■ **Instructions to follow**:
Please copy the listing word for word, starting at its first line and stopping after the line that contains "ribbon-tab[interactable]: 插入: [589, 0, 620, 36]".

■ **Data supplied**:
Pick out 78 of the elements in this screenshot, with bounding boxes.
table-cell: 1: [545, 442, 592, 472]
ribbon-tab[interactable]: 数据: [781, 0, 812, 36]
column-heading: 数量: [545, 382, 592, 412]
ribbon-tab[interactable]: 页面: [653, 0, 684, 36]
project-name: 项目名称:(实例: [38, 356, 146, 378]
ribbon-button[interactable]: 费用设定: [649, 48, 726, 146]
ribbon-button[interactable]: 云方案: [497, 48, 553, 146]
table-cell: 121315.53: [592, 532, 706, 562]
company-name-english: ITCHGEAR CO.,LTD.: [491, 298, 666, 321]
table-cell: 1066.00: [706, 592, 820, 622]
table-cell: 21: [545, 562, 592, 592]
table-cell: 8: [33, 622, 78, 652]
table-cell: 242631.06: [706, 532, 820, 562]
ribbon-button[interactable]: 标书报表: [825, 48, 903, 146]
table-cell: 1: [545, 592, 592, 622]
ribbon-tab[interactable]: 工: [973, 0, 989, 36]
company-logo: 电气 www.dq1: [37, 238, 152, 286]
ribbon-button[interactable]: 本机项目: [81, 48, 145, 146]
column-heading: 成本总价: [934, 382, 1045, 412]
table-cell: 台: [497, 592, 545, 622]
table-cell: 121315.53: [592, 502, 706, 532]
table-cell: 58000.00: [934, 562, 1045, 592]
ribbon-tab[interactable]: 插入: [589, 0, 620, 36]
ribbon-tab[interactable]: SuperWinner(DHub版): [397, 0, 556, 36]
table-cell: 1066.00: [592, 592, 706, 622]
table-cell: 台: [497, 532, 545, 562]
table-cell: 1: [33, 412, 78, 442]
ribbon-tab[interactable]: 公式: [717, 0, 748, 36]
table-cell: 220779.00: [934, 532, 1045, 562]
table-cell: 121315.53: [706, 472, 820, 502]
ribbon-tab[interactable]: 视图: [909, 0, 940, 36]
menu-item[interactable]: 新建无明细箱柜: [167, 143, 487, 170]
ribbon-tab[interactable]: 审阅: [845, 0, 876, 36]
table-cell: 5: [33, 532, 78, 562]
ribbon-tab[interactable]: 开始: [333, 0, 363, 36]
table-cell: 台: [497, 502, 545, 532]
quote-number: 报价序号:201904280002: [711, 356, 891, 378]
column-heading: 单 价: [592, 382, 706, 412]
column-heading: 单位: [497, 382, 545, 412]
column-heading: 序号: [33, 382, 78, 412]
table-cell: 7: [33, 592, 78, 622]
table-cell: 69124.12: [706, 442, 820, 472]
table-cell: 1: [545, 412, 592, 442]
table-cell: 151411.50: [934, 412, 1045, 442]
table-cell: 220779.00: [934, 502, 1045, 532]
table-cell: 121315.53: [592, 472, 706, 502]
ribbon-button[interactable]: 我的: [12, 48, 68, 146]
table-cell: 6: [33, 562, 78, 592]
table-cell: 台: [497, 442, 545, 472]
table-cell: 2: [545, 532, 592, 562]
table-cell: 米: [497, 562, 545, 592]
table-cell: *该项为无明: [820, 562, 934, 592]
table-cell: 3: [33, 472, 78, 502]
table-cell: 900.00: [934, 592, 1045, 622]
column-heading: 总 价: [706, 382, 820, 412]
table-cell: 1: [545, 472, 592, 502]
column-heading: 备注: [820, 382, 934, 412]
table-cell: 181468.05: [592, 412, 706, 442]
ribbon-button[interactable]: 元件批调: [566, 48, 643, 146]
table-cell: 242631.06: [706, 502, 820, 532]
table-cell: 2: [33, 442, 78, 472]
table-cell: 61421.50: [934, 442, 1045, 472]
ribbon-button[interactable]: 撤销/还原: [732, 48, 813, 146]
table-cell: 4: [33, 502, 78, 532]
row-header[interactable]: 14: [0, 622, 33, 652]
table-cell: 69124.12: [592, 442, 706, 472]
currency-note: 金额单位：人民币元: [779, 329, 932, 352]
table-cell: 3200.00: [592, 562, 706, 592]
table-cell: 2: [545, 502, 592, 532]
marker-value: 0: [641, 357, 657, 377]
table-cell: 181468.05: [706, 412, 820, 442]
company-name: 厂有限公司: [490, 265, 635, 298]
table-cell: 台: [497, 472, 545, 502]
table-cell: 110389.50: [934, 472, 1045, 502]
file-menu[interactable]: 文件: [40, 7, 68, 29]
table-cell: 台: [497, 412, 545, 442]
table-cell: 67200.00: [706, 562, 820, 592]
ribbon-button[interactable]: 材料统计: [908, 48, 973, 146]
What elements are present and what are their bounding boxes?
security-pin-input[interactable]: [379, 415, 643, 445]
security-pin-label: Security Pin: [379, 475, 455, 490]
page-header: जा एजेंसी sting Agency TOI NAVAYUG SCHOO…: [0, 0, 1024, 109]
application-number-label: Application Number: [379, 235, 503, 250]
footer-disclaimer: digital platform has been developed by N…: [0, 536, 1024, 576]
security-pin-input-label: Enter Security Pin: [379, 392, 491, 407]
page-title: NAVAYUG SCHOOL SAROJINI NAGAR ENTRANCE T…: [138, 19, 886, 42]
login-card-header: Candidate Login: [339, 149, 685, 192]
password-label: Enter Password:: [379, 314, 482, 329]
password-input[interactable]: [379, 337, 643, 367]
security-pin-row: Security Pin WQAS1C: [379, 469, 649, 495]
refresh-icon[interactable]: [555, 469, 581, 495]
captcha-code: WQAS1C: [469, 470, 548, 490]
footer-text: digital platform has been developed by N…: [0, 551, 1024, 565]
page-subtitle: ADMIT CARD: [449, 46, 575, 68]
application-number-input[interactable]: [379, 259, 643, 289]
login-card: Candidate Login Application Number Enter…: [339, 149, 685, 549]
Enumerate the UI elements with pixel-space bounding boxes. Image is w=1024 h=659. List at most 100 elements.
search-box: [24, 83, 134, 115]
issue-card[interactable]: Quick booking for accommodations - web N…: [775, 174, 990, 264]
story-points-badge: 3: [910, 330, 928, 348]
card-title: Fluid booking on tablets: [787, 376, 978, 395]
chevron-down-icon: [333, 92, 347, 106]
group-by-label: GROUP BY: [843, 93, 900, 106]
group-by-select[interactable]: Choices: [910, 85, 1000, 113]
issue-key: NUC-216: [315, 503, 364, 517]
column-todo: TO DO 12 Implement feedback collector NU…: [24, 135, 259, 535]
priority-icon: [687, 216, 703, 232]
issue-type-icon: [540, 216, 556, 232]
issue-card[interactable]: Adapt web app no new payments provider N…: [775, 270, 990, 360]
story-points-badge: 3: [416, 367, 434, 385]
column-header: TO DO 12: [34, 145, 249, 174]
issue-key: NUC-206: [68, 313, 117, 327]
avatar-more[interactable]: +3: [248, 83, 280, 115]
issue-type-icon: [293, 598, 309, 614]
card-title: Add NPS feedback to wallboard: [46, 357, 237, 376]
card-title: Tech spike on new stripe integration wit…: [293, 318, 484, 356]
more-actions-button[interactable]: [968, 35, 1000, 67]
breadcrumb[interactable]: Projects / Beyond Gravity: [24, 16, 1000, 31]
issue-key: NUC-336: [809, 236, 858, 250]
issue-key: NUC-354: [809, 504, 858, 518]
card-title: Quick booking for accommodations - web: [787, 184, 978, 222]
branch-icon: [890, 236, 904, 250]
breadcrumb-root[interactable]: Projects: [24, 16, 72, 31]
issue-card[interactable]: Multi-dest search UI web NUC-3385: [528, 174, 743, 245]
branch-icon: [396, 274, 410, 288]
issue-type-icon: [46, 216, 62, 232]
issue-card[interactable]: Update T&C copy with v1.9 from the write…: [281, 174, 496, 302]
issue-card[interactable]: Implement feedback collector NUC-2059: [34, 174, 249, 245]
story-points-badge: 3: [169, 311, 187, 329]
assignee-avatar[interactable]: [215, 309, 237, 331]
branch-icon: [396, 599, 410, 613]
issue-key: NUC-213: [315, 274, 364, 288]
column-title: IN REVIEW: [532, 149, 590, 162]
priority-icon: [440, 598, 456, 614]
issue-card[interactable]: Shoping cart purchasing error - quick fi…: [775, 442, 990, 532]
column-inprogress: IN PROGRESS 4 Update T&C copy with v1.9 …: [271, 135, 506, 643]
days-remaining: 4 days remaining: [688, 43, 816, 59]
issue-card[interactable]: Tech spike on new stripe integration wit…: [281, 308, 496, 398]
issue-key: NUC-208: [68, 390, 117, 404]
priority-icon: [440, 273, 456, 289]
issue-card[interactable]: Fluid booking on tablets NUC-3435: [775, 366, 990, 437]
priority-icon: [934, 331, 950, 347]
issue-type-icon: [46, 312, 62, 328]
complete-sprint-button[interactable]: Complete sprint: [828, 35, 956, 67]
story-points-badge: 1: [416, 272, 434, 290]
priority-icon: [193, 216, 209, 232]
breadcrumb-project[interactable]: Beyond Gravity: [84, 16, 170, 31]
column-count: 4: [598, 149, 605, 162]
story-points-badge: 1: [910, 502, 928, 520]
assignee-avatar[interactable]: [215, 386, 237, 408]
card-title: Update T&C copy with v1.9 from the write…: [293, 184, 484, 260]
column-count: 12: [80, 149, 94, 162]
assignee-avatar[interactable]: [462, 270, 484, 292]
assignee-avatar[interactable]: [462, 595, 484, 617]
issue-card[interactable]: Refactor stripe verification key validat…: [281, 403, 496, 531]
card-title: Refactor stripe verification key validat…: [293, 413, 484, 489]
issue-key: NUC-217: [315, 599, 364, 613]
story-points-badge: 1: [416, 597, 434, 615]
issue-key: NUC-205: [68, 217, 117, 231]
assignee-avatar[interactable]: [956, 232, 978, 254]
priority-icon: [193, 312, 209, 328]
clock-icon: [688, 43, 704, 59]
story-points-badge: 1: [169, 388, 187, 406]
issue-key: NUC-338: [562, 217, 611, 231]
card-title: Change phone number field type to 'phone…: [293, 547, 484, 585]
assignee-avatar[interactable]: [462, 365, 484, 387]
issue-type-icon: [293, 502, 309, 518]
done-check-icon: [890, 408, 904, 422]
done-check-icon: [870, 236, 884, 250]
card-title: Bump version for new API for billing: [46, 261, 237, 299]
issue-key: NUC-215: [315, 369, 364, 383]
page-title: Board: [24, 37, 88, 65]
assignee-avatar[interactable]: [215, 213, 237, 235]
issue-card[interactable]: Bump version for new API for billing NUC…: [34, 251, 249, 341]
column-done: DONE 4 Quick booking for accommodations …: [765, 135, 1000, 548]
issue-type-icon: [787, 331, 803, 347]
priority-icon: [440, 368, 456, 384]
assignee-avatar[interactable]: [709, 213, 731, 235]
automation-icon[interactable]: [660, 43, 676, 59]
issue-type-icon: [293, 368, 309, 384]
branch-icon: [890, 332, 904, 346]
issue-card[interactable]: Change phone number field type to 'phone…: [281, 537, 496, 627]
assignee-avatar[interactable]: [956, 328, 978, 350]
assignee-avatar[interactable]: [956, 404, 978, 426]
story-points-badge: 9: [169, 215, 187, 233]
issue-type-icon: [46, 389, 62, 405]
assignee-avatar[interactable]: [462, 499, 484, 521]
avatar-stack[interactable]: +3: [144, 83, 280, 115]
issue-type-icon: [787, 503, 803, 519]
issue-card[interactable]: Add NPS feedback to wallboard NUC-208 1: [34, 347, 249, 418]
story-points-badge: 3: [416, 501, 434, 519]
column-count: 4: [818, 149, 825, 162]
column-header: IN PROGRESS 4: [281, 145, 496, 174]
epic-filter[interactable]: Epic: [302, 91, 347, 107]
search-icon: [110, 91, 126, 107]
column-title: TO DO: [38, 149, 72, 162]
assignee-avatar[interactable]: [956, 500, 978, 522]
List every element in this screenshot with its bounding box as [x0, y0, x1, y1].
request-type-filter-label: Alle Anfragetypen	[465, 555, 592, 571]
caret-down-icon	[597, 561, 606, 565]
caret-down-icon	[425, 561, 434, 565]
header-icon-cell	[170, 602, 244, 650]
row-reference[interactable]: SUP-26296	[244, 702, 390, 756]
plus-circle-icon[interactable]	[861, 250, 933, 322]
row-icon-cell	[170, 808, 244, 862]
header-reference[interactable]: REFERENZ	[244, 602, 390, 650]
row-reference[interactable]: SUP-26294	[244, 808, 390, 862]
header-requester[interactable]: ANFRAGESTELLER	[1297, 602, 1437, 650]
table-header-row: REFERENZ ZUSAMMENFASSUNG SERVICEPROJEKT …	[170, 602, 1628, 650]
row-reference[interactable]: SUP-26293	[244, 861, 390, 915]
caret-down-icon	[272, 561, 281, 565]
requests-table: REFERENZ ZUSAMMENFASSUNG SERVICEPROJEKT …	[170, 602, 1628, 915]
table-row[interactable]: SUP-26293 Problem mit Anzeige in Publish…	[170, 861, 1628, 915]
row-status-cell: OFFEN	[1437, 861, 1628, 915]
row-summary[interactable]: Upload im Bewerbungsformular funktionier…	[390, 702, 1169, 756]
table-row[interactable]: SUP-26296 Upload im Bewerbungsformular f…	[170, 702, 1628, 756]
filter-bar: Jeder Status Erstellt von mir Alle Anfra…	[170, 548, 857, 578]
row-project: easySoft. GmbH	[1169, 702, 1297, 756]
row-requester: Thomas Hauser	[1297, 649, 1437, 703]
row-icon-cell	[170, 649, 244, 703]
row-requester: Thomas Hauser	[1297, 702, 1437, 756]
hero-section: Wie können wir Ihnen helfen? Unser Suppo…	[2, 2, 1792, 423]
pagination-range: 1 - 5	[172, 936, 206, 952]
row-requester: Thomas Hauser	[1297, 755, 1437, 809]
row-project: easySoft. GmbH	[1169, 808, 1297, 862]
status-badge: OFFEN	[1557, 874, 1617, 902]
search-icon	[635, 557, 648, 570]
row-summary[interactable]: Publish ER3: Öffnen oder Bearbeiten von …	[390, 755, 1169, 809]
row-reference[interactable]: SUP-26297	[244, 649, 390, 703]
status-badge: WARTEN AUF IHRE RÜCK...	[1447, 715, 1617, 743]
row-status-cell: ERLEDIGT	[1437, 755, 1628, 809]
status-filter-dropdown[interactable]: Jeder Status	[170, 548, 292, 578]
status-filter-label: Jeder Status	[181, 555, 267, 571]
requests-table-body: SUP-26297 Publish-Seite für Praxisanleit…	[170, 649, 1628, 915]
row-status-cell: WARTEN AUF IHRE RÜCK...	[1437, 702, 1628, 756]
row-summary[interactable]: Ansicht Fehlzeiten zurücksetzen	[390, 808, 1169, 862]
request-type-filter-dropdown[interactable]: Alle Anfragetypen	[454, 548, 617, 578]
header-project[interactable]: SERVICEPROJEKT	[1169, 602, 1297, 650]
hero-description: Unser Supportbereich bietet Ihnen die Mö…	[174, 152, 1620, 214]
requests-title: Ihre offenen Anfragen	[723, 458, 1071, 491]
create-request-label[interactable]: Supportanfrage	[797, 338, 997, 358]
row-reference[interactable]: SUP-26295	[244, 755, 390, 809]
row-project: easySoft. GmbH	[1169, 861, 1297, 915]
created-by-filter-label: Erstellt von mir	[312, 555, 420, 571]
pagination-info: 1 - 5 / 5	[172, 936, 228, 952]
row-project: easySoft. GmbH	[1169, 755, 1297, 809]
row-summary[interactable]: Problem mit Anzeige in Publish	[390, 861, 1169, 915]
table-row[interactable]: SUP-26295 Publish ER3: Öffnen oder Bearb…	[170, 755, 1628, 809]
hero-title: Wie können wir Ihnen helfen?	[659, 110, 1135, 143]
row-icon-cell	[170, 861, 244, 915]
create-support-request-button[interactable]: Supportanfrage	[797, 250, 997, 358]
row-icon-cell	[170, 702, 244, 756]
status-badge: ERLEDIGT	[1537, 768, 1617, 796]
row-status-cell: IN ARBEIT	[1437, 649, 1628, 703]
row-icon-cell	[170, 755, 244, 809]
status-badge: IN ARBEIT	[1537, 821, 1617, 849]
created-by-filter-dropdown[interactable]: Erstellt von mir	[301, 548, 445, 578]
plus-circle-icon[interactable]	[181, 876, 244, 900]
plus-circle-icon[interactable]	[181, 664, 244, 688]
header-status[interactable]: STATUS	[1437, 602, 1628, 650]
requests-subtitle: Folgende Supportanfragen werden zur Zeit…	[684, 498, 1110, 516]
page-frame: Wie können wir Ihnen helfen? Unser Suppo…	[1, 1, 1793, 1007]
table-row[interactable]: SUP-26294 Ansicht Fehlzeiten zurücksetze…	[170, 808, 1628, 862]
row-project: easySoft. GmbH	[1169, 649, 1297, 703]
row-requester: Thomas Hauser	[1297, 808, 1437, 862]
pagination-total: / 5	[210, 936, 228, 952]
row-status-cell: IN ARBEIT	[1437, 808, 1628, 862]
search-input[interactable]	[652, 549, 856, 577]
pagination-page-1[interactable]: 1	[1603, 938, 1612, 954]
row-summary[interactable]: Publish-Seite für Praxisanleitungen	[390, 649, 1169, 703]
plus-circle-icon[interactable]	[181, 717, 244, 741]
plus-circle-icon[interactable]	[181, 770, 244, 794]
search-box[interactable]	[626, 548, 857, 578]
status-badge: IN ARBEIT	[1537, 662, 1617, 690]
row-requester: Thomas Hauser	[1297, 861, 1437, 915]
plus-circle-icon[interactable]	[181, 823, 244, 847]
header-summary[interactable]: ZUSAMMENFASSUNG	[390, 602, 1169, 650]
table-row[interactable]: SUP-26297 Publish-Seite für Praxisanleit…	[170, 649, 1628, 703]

■ **Exercise output**:
Pick out 78 of the elements in this screenshot, with bounding boxes.
table-cell: 1: [545, 442, 592, 472]
ribbon-tab[interactable]: 数据: [781, 0, 812, 36]
column-heading: 数量: [545, 382, 592, 412]
ribbon-tab[interactable]: 页面: [653, 0, 684, 36]
project-name: 项目名称:(实例: [38, 356, 146, 378]
ribbon-button[interactable]: 费用设定: [649, 48, 726, 146]
ribbon-button[interactable]: 云方案: [497, 48, 553, 146]
table-cell: 121315.53: [592, 532, 706, 562]
company-name-english: ITCHGEAR CO.,LTD.: [491, 298, 666, 321]
table-cell: 1066.00: [706, 592, 820, 622]
table-cell: 21: [545, 562, 592, 592]
table-cell: 8: [33, 622, 78, 652]
table-cell: 242631.06: [706, 532, 820, 562]
ribbon-button[interactable]: 标书报表: [825, 48, 903, 146]
table-cell: 1: [545, 592, 592, 622]
ribbon-tab[interactable]: 工: [973, 0, 989, 36]
company-logo: 电气 www.dq1: [37, 238, 152, 286]
ribbon-button[interactable]: 本机项目: [81, 48, 145, 146]
column-heading: 成本总价: [934, 382, 1045, 412]
table-cell: 台: [497, 592, 545, 622]
table-cell: 121315.53: [592, 502, 706, 532]
table-cell: 58000.00: [934, 562, 1045, 592]
ribbon-tab[interactable]: 插入: [589, 0, 620, 36]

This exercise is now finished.